-- begin Page excerpt --
TransWikia.com

How to improve the efficiency of periodicity detection for long time based lined and gapped datasets

Computational Science Asked on February 16, 2021

Our data set has $10^4$ data points, but has a long baseline and many gaps. As the histogram shows, the horizontal-axis is time and most of the time, there are no data. The vertical-axis is data counts. The total time is, in fact, short (green lines), but gaps make the time baseline very long.
enter image description here

If we bin the data, there would be $10^8$ data points[t,value], but only about $1%$ are non-zero values. After binning, most of those values are zero because of those gaps.

How to improve detection efficiency(a faster method)?

A multi-threading way is possible(especially for Lomb-Scargle)?
-- end Page excerpt --
-- begin Data shown --
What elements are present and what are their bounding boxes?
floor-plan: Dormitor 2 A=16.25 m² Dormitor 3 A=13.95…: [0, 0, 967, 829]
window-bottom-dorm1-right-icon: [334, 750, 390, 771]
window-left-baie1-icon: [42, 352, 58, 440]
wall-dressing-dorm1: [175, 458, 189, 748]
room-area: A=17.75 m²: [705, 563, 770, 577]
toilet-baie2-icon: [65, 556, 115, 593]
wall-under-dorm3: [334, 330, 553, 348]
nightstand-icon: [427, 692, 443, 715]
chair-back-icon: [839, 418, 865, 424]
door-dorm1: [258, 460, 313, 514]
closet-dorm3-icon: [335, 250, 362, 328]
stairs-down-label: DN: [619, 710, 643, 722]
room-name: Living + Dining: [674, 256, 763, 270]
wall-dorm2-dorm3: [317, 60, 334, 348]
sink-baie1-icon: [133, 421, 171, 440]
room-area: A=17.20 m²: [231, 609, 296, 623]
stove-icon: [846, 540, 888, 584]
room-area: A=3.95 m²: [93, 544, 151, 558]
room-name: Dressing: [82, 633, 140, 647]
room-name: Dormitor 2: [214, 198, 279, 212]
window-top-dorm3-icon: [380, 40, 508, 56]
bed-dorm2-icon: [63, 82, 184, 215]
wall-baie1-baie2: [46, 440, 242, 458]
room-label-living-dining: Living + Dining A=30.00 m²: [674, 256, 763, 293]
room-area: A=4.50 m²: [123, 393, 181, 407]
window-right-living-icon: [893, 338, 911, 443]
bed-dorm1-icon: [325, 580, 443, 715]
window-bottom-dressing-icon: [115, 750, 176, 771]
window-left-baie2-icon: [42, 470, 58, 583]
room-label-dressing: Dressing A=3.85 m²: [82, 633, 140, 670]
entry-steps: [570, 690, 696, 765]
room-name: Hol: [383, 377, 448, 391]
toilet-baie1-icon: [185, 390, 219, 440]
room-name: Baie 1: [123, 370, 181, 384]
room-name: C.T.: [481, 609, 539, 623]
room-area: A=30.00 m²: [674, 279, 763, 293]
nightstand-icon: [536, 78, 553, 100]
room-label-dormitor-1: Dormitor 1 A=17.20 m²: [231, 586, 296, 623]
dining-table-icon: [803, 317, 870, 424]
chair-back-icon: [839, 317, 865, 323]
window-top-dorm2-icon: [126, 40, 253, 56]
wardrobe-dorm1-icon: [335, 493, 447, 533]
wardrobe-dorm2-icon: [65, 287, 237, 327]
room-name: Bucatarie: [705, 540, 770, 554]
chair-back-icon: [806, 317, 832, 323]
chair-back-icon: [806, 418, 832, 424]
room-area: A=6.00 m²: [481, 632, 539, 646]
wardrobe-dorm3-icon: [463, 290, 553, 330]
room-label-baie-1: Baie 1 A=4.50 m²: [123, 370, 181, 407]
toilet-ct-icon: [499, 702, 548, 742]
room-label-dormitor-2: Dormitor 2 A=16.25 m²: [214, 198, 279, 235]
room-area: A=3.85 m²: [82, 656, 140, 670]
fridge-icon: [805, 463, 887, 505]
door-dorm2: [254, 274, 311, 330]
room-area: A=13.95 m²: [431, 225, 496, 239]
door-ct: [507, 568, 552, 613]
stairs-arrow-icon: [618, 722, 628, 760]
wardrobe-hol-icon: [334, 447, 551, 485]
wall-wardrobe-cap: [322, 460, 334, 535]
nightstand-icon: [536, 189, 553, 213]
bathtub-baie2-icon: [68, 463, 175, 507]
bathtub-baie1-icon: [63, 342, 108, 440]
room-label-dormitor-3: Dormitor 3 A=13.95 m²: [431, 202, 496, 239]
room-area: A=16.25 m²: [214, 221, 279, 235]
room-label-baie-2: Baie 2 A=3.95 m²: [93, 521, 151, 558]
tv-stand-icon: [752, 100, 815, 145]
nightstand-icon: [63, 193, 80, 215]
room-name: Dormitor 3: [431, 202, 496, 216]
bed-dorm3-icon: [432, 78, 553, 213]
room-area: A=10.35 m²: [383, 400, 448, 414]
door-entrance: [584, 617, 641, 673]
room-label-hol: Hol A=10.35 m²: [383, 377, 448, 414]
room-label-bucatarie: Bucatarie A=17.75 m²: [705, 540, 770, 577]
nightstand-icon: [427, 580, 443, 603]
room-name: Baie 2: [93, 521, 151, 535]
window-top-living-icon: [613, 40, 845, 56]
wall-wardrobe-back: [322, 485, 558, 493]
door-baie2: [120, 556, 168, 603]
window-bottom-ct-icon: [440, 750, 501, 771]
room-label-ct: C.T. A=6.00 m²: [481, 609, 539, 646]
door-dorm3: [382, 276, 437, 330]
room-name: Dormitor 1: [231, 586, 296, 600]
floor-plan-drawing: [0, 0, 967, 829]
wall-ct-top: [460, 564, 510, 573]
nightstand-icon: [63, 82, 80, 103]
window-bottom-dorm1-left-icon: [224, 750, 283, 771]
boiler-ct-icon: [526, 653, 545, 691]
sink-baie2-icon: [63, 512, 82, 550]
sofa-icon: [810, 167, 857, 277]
-- end Data shown --
> _Tasks for this exercise_
**A)** Sum up the forum question on periodicity detection in two sentences.
**B)** Lay out the entries, from the start of the entries through the line containing "window-left-baie1-icon: [42, 352, 58, 440]", as a Markdown table with the columns Line and Content, leaving out blank lines.
The entries have no connection to the text.

> _Responses per task_
**A)** The dataset has about 10^4 points spread over a very long time baseline with many gaps, so binning it would produce about 10^8 points, only about 1% of them non-zero. The poster asks how to detect periodicity more efficiently and whether a multi-threaded approach is possible, especially for Lomb-Scargle.

**B)**
| Line | Content |
|---|---|
| 1 | What elements are present and what are their bounding boxes? |
| 2 | floor-plan: Dormitor 2 A=16.25 m² Dormitor 3 A=13.95…: [0, 0, 967, 829] |
| 3 | window-bottom-dorm1-right-icon: [334, 750, 390, 771] |
| 4 | window-left-baie1-icon: [42, 352, 58, 440] |